* [GIVEN PROBLEM]:
All of the data should be repeated exactly; pictures are not part of the copy.

* [PROVIDED DATA]:
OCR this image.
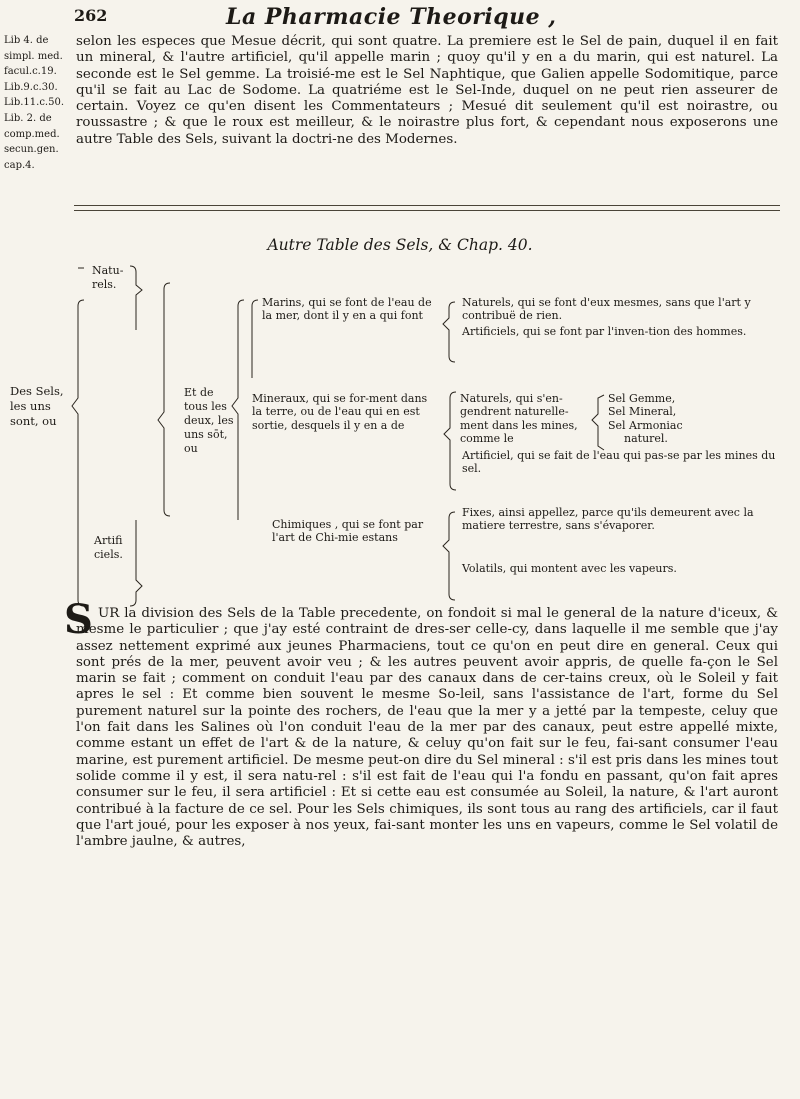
262	La Pharmacie Theorique ,
Lib 4. de
simpl. med.
facul.c.19.
Lib.9.c.30.
Lib.11.c.50.
Lib. 2. de
comp.med.
secun.gen.
cap.4.

selon les especes que Mesue décrit, qui sont quatre. La premiere est le Sel de pain, duquel il en fait un mineral, & l'autre artificiel, qu'il appelle marin ; quoy qu'il y en a du marin, qui est naturel. La seconde est le Sel gemme. La troisié-me est le Sel Naphtique, que Galien appelle Sodomitique, parce qu'il se fait au Lac de Sodome. La quatriéme est le Sel-Inde, duquel on ne peut rien asseurer de certain. Voyez ce qu'en disent les Commentateurs ; Mesué dit seulement qu'il est noirastre, ou roussastre ; & que le roux est meilleur, & le noirastre plus fort, & cependant nous exposerons une autre Table des Sels, suivant la doctri-ne des Modernes.

Autre Table des Sels, & Chap. 40.
Natu-rels.
Des Sels, les uns sont, ou
Artifi ciels.
Et de tous les deux, les uns sōt, ou
Marins, qui se font de l'eau de la mer, dont il y en a qui font
Naturels, qui se font d'eux mesmes, sans que l'art y contribuë de rien.
Artificiels, qui se font par l'inven-tion des hommes.
Mineraux, qui se for-ment dans la terre, ou de l'eau qui en est sortie, desquels il y en a de
Naturels, qui s'en-gendrent naturelle-ment dans les mines, comme le
Sel Gemme,
Sel Mineral,
Sel Armoniac
naturel.
Artificiel, qui se fait de l'eau qui pas-se par les mines du sel.
Chimiques , qui se font par l'art de Chi-mie estans
Fixes, ainsi appellez, parce qu'ils demeurent avec la matiere terrestre, sans s'évaporer.
Volatils, qui montent avec les vapeurs.
S UR la division des Sels de la Table precedente, on fondoit si mal le general de la nature d'iceux, & mesme le particulier ; que j'ay esté contraint de dres-ser celle-cy, dans laquelle il me semble que j'ay assez nettement exprimé aux jeunes Pharmaciens, tout ce qu'on en peut dire en general. Ceux qui sont prés de la mer, peuvent avoir veu ; & les autres peuvent avoir appris, de quelle fa-çon le Sel marin se fait ; comment on conduit l'eau par des canaux dans de cer-tains creux, où le Soleil y fait apres le sel : Et comme bien souvent le mesme So-leil, sans l'assistance de l'art, forme du Sel purement naturel sur la pointe des rochers, de l'eau que la mer y a jetté par la tempeste, celuy que l'on fait dans les Salines où l'on conduit l'eau de la mer par des canaux, peut estre appellé mixte, comme estant un effet de l'art & de la nature, & celuy qu'on fait sur le feu, fai-sant consumer l'eau marine, est purement artificiel. De mesme peut-on dire du Sel mineral : s'il est pris dans les mines tout solide comme il y est, il sera natu-rel : s'il est fait de l'eau qui l'a fondu en passant, qu'on fait apres consumer sur le feu, il sera artificiel : Et si cette eau est consumée au Soleil, la nature, & l'art auront contribué à la facture de ce sel. Pour les Sels chimiques, ils sont tous au rang des artificiels, car il faut que l'art joué, pour les exposer à nos yeux, fai-sant monter les uns en vapeurs, comme le Sel volatil de l'ambre jaulne, & autres,
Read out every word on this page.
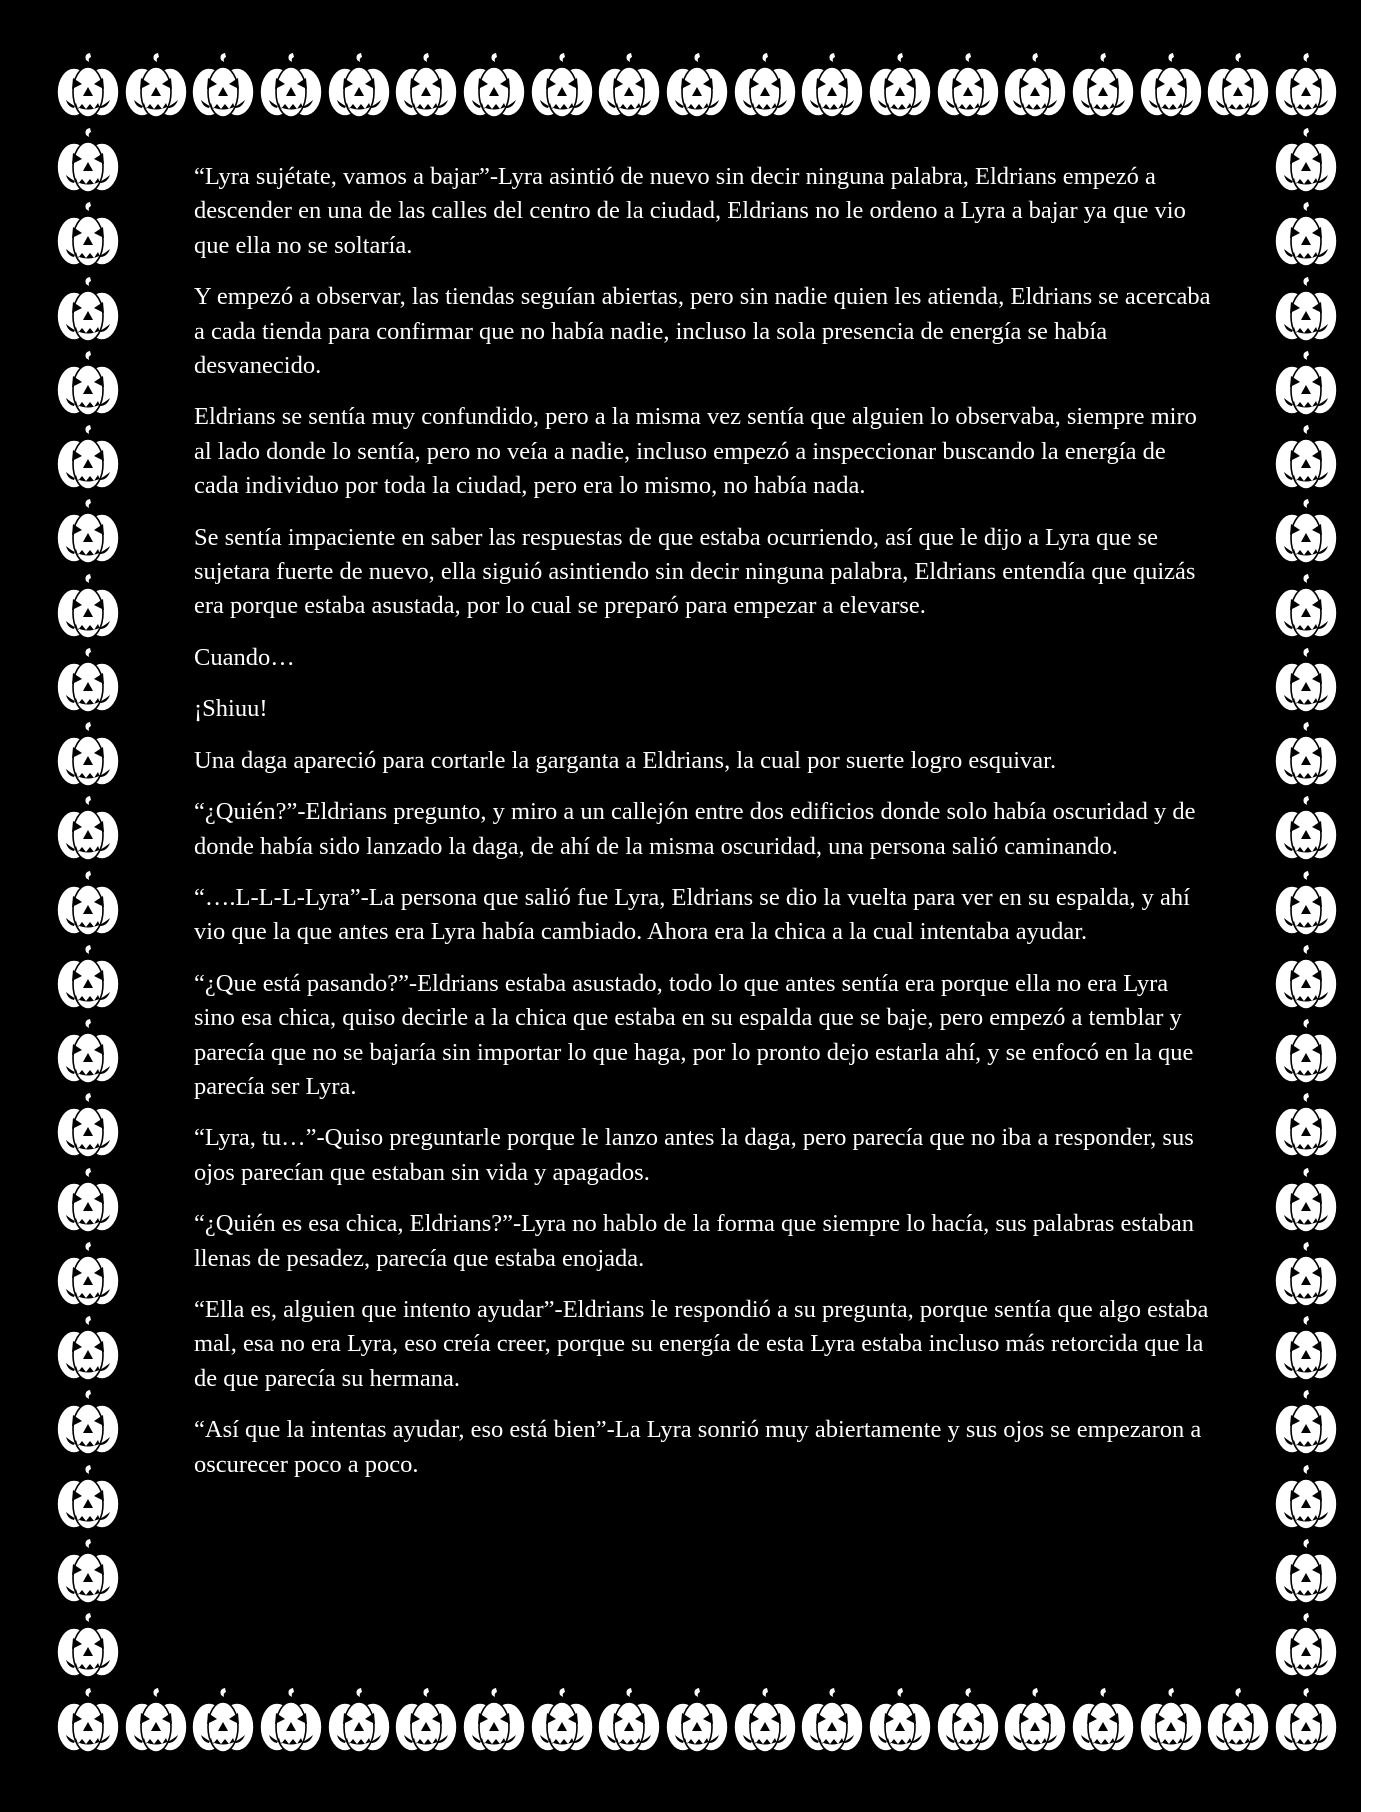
“Lyra sujétate, vamos a bajar”-Lyra asintió de nuevo sin decir ninguna palabra, Eldrians empezó a descender en una de las calles del centro de la ciudad, Eldrians no le ordeno a Lyra a bajar ya que vio que ella no se soltaría.

Y empezó a observar, las tiendas seguían abiertas, pero sin nadie quien les atienda, Eldrians se acercaba a cada tienda para confirmar que no había nadie, incluso la sola presencia de energía se había desvanecido.

Eldrians se sentía muy confundido, pero a la misma vez sentía que alguien lo observaba, siempre miro al lado donde lo sentía, pero no veía a nadie, incluso empezó a inspeccionar buscando la energía de cada individuo por toda la ciudad, pero era lo mismo, no había nada.

Se sentía impaciente en saber las respuestas de que estaba ocurriendo, así que le dijo a Lyra que se sujetara fuerte de nuevo, ella siguió asintiendo sin decir ninguna palabra, Eldrians entendía que quizás era porque estaba asustada, por lo cual se preparó para empezar a elevarse.

Cuando…

¡Shiuu!

Una daga apareció para cortarle la garganta a Eldrians, la cual por suerte logro esquivar.

“¿Quién?”-Eldrians pregunto, y miro a un callejón entre dos edificios donde solo había oscuridad y de donde había sido lanzado la daga, de ahí de la misma oscuridad, una persona salió caminando.

“….L-L-L-Lyra”-La persona que salió fue Lyra, Eldrians se dio la vuelta para ver en su espalda, y ahí vio que la que antes era Lyra había cambiado. Ahora era la chica a la cual intentaba ayudar.

“¿Que está pasando?”-Eldrians estaba asustado, todo lo que antes sentía era porque ella no era Lyra sino esa chica, quiso decirle a la chica que estaba en su espalda que se baje, pero empezó a temblar y parecía que no se bajaría sin importar lo que haga, por lo pronto dejo estarla ahí, y se enfocó en la que parecía ser Lyra.

“Lyra, tu…”-Quiso preguntarle porque le lanzo antes la daga, pero parecía que no iba a responder, sus ojos parecían que estaban sin vida y apagados.

“¿Quién es esa chica, Eldrians?”-Lyra no hablo de la forma que siempre lo hacía, sus palabras estaban llenas de pesadez, parecía que estaba enojada.

“Ella es, alguien que intento ayudar”-Eldrians le respondió a su pregunta, porque sentía que algo estaba mal, esa no era Lyra, eso creía creer, porque su energía de esta Lyra estaba incluso más retorcida que la de que parecía su hermana.

“Así que la intentas ayudar, eso está bien”-La Lyra sonrió muy abiertamente y sus ojos se empezaron a oscurecer poco a poco.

* [REPLY TO THE EXERCISE]:
OCR this image.
262	La Pharmacie Theorique ,
Lib 4. de
simpl. med.
facul.c.19.
Lib.9.c.30.
Lib.11.c.50.
Lib. 2. de
comp.med.
secun.gen.
cap.4.

selon les especes que Mesue décrit, qui sont quatre. La premiere est le Sel de pain, duquel il en fait un mineral, & l'autre artificiel, qu'il appelle marin ; quoy qu'il y en a du marin, qui est naturel. La seconde est le Sel gemme. La troisié-me est le Sel Naphtique, que Galien appelle Sodomitique, parce qu'il se fait au Lac de Sodome. La quatriéme est le Sel-Inde, duquel on ne peut rien asseurer de certain. Voyez ce qu'en disent les Commentateurs ; Mesué dit seulement qu'il est noirastre, ou roussastre ; & que le roux est meilleur, & le noirastre plus fort, & cependant nous exposerons une autre Table des Sels, suivant la doctri-ne des Modernes.

Autre Table des Sels, & Chap. 40.
Natu-rels.
Des Sels, les uns sont, ou
Artifi ciels.
Et de tous les deux, les uns sōt, ou
Marins, qui se font de l'eau de la mer, dont il y en a qui font
Naturels, qui se font d'eux mesmes, sans que l'art y contribuë de rien.
Artificiels, qui se font par l'inven-tion des hommes.
Mineraux, qui se for-ment dans la terre, ou de l'eau qui en est sortie, desquels il y en a de
Naturels, qui s'en-gendrent naturelle-ment dans les mines, comme le
Sel Gemme,
Sel Mineral,
Sel Armoniac
naturel.
Artificiel, qui se fait de l'eau qui pas-se par les mines du sel.
Chimiques , qui se font par l'art de Chi-mie estans
Fixes, ainsi appellez, parce qu'ils demeurent avec la matiere terrestre, sans s'évaporer.
Volatils, qui montent avec les vapeurs.
S UR la division des Sels de la Table precedente, on fondoit si mal le general de la nature d'iceux, & mesme le particulier ; que j'ay esté contraint de dres-ser celle-cy, dans laquelle il me semble que j'ay assez nettement exprimé aux jeunes Pharmaciens, tout ce qu'on en peut dire en general. Ceux qui sont prés de la mer, peuvent avoir veu ; & les autres peuvent avoir appris, de quelle fa-çon le Sel marin se fait ; comment on conduit l'eau par des canaux dans de cer-tains creux, où le Soleil y fait apres le sel : Et comme bien souvent le mesme So-leil, sans l'assistance de l'art, forme du Sel purement naturel sur la pointe des rochers, de l'eau que la mer y a jetté par la tempeste, celuy que l'on fait dans les Salines où l'on conduit l'eau de la mer par des canaux, peut estre appellé mixte, comme estant un effet de l'art & de la nature, & celuy qu'on fait sur le feu, fai-sant consumer l'eau marine, est purement artificiel. De mesme peut-on dire du Sel mineral : s'il est pris dans les mines tout solide comme il y est, il sera natu-rel : s'il est fait de l'eau qui l'a fondu en passant, qu'on fait apres consumer sur le feu, il sera artificiel : Et si cette eau est consumée au Soleil, la nature, & l'art auront contribué à la facture de ce sel. Pour les Sels chimiques, ils sont tous au rang des artificiels, car il faut que l'art joué, pour les exposer à nos yeux, fai-sant monter les uns en vapeurs, comme le Sel volatil de l'ambre jaulne, & autres,
Read out every word on this page.
“Lyra sujétate, vamos a bajar”-Lyra asintió de nuevo sin decir ninguna palabra, Eldrians empezó a descender en una de las calles del centro de la ciudad, Eldrians no le ordeno a Lyra a bajar ya que vio que ella no se soltaría.

Y empezó a observar, las tiendas seguían abiertas, pero sin nadie quien les atienda, Eldrians se acercaba a cada tienda para confirmar que no había nadie, incluso la sola presencia de energía se había desvanecido.

Eldrians se sentía muy confundido, pero a la misma vez sentía que alguien lo observaba, siempre miro al lado donde lo sentía, pero no veía a nadie, incluso empezó a inspeccionar buscando la energía de cada individuo por toda la ciudad, pero era lo mismo, no había nada.

Se sentía impaciente en saber las respuestas de que estaba ocurriendo, así que le dijo a Lyra que se sujetara fuerte de nuevo, ella siguió asintiendo sin decir ninguna palabra, Eldrians entendía que quizás era porque estaba asustada, por lo cual se preparó para empezar a elevarse.

Cuando…

¡Shiuu!

Una daga apareció para cortarle la garganta a Eldrians, la cual por suerte logro esquivar.

“¿Quién?”-Eldrians pregunto, y miro a un callejón entre dos edificios donde solo había oscuridad y de donde había sido lanzado la daga, de ahí de la misma oscuridad, una persona salió caminando.

“….L-L-L-Lyra”-La persona que salió fue Lyra, Eldrians se dio la vuelta para ver en su espalda, y ahí vio que la que antes era Lyra había cambiado. Ahora era la chica a la cual intentaba ayudar.

“¿Que está pasando?”-Eldrians estaba asustado, todo lo que antes sentía era porque ella no era Lyra sino esa chica, quiso decirle a la chica que estaba en su espalda que se baje, pero empezó a temblar y parecía que no se bajaría sin importar lo que haga, por lo pronto dejo estarla ahí, y se enfocó en la que parecía ser Lyra.

“Lyra, tu…”-Quiso preguntarle porque le lanzo antes la daga, pero parecía que no iba a responder, sus ojos parecían que estaban sin vida y apagados.

“¿Quién es esa chica, Eldrians?”-Lyra no hablo de la forma que siempre lo hacía, sus palabras estaban llenas de pesadez, parecía que estaba enojada.

“Ella es, alguien que intento ayudar”-Eldrians le respondió a su pregunta, porque sentía que algo estaba mal, esa no era Lyra, eso creía creer, porque su energía de esta Lyra estaba incluso más retorcida que la de que parecía su hermana.

“Así que la intentas ayudar, eso está bien”-La Lyra sonrió muy abiertamente y sus ojos se empezaron a oscurecer poco a poco.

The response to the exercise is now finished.